__WHAT NEEDS TO BE DONE__
Gather all lines from the material that contain the word "information".

##### DATA PROVIDED #####

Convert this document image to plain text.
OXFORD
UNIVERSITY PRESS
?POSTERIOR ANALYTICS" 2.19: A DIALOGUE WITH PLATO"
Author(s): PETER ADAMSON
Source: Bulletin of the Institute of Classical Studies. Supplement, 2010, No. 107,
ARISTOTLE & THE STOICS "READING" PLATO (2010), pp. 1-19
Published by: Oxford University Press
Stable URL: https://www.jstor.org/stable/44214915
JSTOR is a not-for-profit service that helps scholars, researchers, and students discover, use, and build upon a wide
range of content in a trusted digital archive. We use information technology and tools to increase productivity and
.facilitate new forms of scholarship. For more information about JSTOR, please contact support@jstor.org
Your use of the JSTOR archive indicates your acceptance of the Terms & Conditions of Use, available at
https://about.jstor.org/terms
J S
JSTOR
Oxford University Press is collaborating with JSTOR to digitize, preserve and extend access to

#####

__ANSWER__
range of content in a trusted digital archive. We use information technology and tools to increase productivity and
.facilitate new forms of scholarship. For more information about JSTOR, please contact support@jstor.org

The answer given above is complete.